──────── Task data ────────

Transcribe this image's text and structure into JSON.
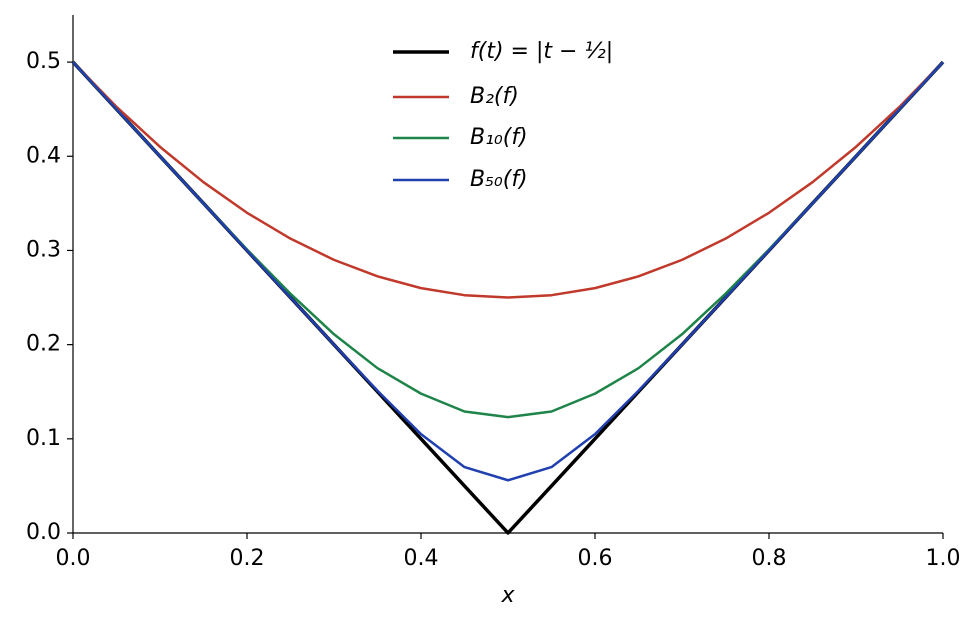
{
  "chart_data": {
    "type": "line",
    "x_label": "x",
    "x": [
      0,
      0.05,
      0.1,
      0.15,
      0.2,
      0.25,
      0.3,
      0.35,
      0.4,
      0.45,
      0.5,
      0.55,
      0.6,
      0.65,
      0.7,
      0.75,
      0.8,
      0.85,
      0.9,
      0.95,
      1
    ],
    "series": [
      {
        "name": "f(t) = |t − ½|",
        "color": "#000000",
        "width": 3.5,
        "values": [
          0.5,
          0.45,
          0.4,
          0.35,
          0.3,
          0.25,
          0.2,
          0.15,
          0.1,
          0.05,
          0,
          0.05,
          0.1,
          0.15,
          0.2,
          0.25,
          0.3,
          0.35,
          0.4,
          0.45,
          0.5
        ]
      },
      {
        "name": "B₂(f)",
        "color": "#c0392b",
        "width": 2.5,
        "values": [
          0.5,
          0.4525,
          0.41,
          0.3725,
          0.34,
          0.3125,
          0.29,
          0.2725,
          0.26,
          0.2525,
          0.25,
          0.2525,
          0.26,
          0.2725,
          0.29,
          0.3125,
          0.34,
          0.3725,
          0.41,
          0.4525,
          0.5
        ]
      },
      {
        "name": "B₁₀(f)",
        "color": "#1e8449",
        "width": 2.5,
        "values": [
          0.5,
          0.45,
          0.4,
          0.35,
          0.301,
          0.254,
          0.211,
          0.175,
          0.148,
          0.129,
          0.123,
          0.129,
          0.148,
          0.175,
          0.211,
          0.254,
          0.301,
          0.35,
          0.4,
          0.45,
          0.5
        ]
      },
      {
        "name": "B₅₀(f)",
        "color": "#2040b0",
        "width": 2.5,
        "values": [
          0.5,
          0.45,
          0.4,
          0.35,
          0.3,
          0.25,
          0.2,
          0.151,
          0.105,
          0.07,
          0.056,
          0.07,
          0.105,
          0.151,
          0.2,
          0.25,
          0.3,
          0.35,
          0.4,
          0.45,
          0.5
        ]
      }
    ],
    "xlim": [
      0,
      1
    ],
    "ylim": [
      0,
      0.55
    ],
    "xticks": [
      {
        "value": 0,
        "label": "0.0"
      },
      0.2,
      0.4,
      0.6,
      0.8,
      {
        "value": 1,
        "label": "1.0"
      }
    ],
    "yticks": [
      {
        "value": 0,
        "label": "0.0"
      },
      0.1,
      0.2,
      0.3,
      0.4,
      0.5
    ],
    "grid": false,
    "legend": "upper center"
  }
}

────────

Return all of the data exactly as written, and drop the pictures.

**Response below:**
Transcribe this image's text and structure into JSON.
{
  "chart_data": {
    "type": "line",
    "x_label": "x",
    "x": [
      0,
      0.05,
      0.1,
      0.15,
      0.2,
      0.25,
      0.3,
      0.35,
      0.4,
      0.45,
      0.5,
      0.55,
      0.6,
      0.65,
      0.7,
      0.75,
      0.8,
      0.85,
      0.9,
      0.95,
      1
    ],
    "series": [
      {
        "name": "f(t) = |t − ½|",
        "color": "#000000",
        "width": 3.5,
        "values": [
          0.5,
          0.45,
          0.4,
          0.35,
          0.3,
          0.25,
          0.2,
          0.15,
          0.1,
          0.05,
          0,
          0.05,
          0.1,
          0.15,
          0.2,
          0.25,
          0.3,
          0.35,
          0.4,
          0.45,
          0.5
        ]
      },
      {
        "name": "B₂(f)",
        "color": "#c0392b",
        "width": 2.5,
        "values": [
          0.5,
          0.4525,
          0.41,
          0.3725,
          0.34,
          0.3125,
          0.29,
          0.2725,
          0.26,
          0.2525,
          0.25,
          0.2525,
          0.26,
          0.2725,
          0.29,
          0.3125,
          0.34,
          0.3725,
          0.41,
          0.4525,
          0.5
        ]
      },
      {
        "name": "B₁₀(f)",
        "color": "#1e8449",
        "width": 2.5,
        "values": [
          0.5,
          0.45,
          0.4,
          0.35,
          0.301,
          0.254,
          0.211,
          0.175,
          0.148,
          0.129,
          0.123,
          0.129,
          0.148,
          0.175,
          0.211,
          0.254,
          0.301,
          0.35,
          0.4,
          0.45,
          0.5
        ]
      },
      {
        "name": "B₅₀(f)",
        "color": "#2040b0",
        "width": 2.5,
        "values": [
          0.5,
          0.45,
          0.4,
          0.35,
          0.3,
          0.25,
          0.2,
          0.151,
          0.105,
          0.07,
          0.056,
          0.07,
          0.105,
          0.151,
          0.2,
          0.25,
          0.3,
          0.35,
          0.4,
          0.45,
          0.5
        ]
      }
    ],
    "xlim": [
      0,
      1
    ],
    "ylim": [
      0,
      0.55
    ],
    "xticks": [
      {
        "value": 0,
        "label": "0.0"
      },
      0.2,
      0.4,
      0.6,
      0.8,
      {
        "value": 1,
        "label": "1.0"
      }
    ],
    "yticks": [
      {
        "value": 0,
        "label": "0.0"
      },
      0.1,
      0.2,
      0.3,
      0.4,
      0.5
    ],
    "grid": false,
    "legend": "upper center"
  }
}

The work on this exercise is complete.